### SELECTED EXCERPT
With sunny skies and warm temperatures, there was only thing to do around Milwaukee this past Monday: chase (as best you could) the high-flying Canadian Pacific 4-6-4 No. 2816, deep into its closely watched “Final Spike Anniversary Tour,” organized by CPKC to celebrate the April 2023 merger of Canadian Pacific and Kansas City Southern. The tour extends through several more weeks across Canada, the U.S., and Mexico before tying up in Winnipeg on June 30.

We don’t get much steam around here — especially of the mainline kind — so this brief Wisconsin visit by a machine known as “The Empress” was not to be missed. Several hundred railfans as well as local folk had the same idea.

Brief it was. I initially set up to shoot the 2816 in the leafy western suburb of Elm Grove, where the double-track CPKC main (former Milwaukee Road) cuts through town at a southeasterly angle. I found a spot where I could work in the local grain elevator, a nicely preserved reminder of Elm Grove’s pre-suburban history.

After an hour or so wait — the train originated in Portage, 83 miles west — the 2816 suddenly announced itself with an authoritative whistle and raced past in a matter of moments, its 75-inch drivers and Walschaerts valve gear a flurry of motion. You couldn’t help but be thrilled, not only by the gorgeous locomotive but also by the spit-and-polish maroon passenger train in its wake.

Steam locomotive on turntable viewed through open roundhouse doors
During its Montreal commuter era, the locomotive rides the Glen terminal turntable. Jim Shaughnessy.

I caught the engine one more time, at a grade crossing about 20 miles south of Milwaukee, and within moments it disappeared around a distant curve, racing for public display in the Chicago suburb of Franklin Park. Then it would be on to Davenport, Kansas City, Shreveport, Laredo, and Mexico City.

Although this encounter with 2816 was momentary, I’d witnessed the 4-6-4 before, back in 2007 when it made a U.S. tour, and from that moment on I counted myself among its admirers. The 2816 is an old engine — one of 20 in the H1a and H1b class built by Montreal Locomotive Works 1929-1930 — but the CPKC crew’s meticulous restoration and maintenance has it running like a new machine.

### RECORD EXTRACTS

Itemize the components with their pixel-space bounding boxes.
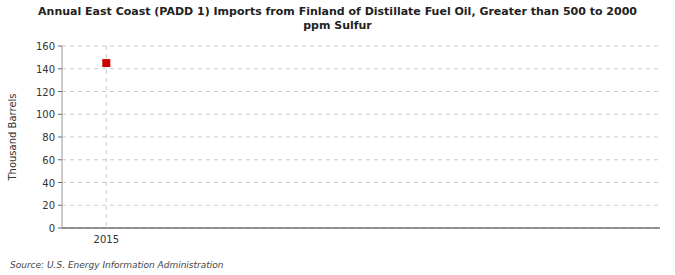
y-grid-line — [62, 114, 660, 115]
y-tick — [58, 68, 62, 69]
y-tick — [58, 91, 62, 92]
y-grid-line — [62, 137, 660, 138]
y-tick-label: 120 — [36, 87, 55, 98]
x-axis-line — [62, 228, 660, 229]
chart-svg: Annual East Coast (PADD 1) Imports from … — [0, 0, 675, 275]
x-grid-line — [106, 46, 107, 228]
title-line: ppm Sulfur — [303, 19, 372, 32]
y-tick — [58, 114, 62, 115]
y-grid-line — [62, 91, 660, 92]
title: Annual East Coast (PADD 1) Imports from … — [38, 5, 637, 32]
y-tick — [58, 137, 62, 138]
point — [102, 59, 110, 67]
y-tick — [58, 205, 62, 206]
y-tick — [58, 159, 62, 160]
y-axis-label: Thousand Barrels — [7, 93, 18, 181]
y-grid-line — [62, 46, 660, 47]
y-tick-label: 100 — [36, 109, 55, 120]
source: Source: U.S. Energy Information Administ… — [10, 260, 224, 270]
y-tick — [58, 46, 62, 47]
y-tick-label: 40 — [42, 178, 55, 189]
chart-container: Annual East Coast (PADD 1) Imports from … — [0, 0, 675, 275]
x-tick-label: 2015 — [94, 234, 119, 245]
y-grid-line — [62, 68, 660, 69]
y-tick — [58, 182, 62, 183]
y-grid-line — [62, 182, 660, 183]
y-tick-label: 60 — [42, 155, 55, 166]
y-grid-line — [62, 159, 660, 160]
y-tick-label: 0 — [49, 223, 55, 234]
y-tick-label: 20 — [42, 200, 55, 211]
points — [102, 59, 110, 67]
y-tick — [58, 228, 62, 229]
y-tick-label: 80 — [42, 132, 55, 143]
y-grid-line — [62, 205, 660, 206]
title-line: Annual East Coast (PADD 1) Imports from … — [38, 5, 637, 18]
y-tick-label: 160 — [36, 41, 55, 52]
y-grid-line — [62, 228, 660, 229]
y-tick-label: 140 — [36, 64, 55, 75]
y-axis-line — [62, 46, 63, 228]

### TASK REQUIREMENTS
1. Translate this sentence from the No. 2816 piece into Spanish: "Several hundred railfans as well as local folk had the same idea."
2. Answer from the No. 2816 piece:
(a) In what city, and on what date, does the tour end?
(b) Where did the train originate before passing through Elm Grove?
(c) Which company built the H1a and H1b class locomotives?
3. From the No. 2816 piece, quote the stretch from "I caught the" through "and Mexico City.".

### RESULTS OF THE TASKS
1. Varios cientos de aficionados al ferrocarril, así como gente de la zona, tuvieron la misma idea.

2.
(a) Winnipeg, on June 30.
(b) Portage, 83 miles west.
(c) Montreal Locomotive Works.

3.
I caught the engine one more time, at a grade crossing about 20 miles south of Milwaukee, and within moments it disappeared around a distant curve, racing for public display in the Chicago suburb of Franklin Park. Then it would be on to Davenport, Kansas City, Shreveport, Laredo, and Mexico City.